-------- Items --------
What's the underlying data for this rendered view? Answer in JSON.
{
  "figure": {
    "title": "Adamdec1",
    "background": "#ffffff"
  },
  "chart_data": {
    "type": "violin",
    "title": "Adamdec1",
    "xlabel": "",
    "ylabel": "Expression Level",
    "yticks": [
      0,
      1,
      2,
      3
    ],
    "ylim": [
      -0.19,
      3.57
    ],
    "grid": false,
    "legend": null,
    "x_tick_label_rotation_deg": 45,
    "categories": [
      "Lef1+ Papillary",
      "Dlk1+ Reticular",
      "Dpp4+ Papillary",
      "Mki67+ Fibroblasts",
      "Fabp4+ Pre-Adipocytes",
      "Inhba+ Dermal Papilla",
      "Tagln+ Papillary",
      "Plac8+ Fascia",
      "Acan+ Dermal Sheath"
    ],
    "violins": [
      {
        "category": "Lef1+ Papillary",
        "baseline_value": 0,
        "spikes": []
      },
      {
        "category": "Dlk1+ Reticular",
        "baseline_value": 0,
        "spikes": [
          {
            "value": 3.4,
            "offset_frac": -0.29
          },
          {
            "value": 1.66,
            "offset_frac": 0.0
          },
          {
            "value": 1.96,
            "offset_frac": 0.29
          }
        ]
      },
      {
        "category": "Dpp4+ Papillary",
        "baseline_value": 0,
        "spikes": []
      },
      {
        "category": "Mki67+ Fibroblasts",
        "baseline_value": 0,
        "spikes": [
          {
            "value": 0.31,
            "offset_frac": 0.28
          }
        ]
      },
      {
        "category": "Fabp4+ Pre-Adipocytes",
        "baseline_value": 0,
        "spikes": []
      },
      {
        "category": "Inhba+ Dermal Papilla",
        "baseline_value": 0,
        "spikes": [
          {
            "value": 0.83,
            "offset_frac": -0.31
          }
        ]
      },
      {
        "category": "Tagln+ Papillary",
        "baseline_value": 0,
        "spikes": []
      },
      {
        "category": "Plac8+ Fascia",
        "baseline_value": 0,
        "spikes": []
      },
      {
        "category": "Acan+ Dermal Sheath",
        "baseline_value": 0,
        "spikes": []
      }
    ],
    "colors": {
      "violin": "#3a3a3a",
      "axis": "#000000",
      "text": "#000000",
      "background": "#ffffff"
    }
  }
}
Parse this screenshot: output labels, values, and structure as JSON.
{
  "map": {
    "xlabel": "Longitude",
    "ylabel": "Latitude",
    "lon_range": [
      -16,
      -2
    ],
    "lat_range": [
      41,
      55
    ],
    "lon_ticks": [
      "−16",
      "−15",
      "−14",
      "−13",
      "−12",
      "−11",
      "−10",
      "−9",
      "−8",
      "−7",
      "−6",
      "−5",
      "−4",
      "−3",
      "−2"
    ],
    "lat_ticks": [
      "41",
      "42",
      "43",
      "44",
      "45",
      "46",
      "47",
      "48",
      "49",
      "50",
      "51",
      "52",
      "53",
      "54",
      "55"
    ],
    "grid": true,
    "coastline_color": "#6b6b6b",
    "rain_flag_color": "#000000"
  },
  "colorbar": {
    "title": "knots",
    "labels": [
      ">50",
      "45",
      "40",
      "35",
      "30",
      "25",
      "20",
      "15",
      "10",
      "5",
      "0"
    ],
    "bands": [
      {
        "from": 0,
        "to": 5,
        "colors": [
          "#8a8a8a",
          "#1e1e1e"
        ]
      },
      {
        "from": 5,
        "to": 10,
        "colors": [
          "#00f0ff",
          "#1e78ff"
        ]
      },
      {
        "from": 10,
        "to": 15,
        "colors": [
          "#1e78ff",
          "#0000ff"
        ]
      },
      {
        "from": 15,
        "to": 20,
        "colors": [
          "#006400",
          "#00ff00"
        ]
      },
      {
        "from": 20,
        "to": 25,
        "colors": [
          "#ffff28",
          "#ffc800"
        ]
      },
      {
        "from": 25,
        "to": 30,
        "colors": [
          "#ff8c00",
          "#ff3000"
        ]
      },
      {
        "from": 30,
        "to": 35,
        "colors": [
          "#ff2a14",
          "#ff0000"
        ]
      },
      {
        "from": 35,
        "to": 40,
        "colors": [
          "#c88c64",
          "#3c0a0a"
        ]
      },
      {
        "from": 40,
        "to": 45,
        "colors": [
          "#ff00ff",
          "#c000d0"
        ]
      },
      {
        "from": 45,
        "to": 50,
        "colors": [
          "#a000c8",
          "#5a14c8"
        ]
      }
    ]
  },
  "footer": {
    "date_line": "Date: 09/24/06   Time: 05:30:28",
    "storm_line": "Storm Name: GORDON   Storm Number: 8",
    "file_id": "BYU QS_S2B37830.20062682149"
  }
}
--------
#### Prompt
Working from the listing above, pick out every line that has "Dermal" and copy it.

#### Written response
      "Inhba+ Dermal Papilla",
      "Acan+ Dermal Sheath"
        "category": "Inhba+ Dermal Papilla",
        "category": "Acan+ Dermal Sheath",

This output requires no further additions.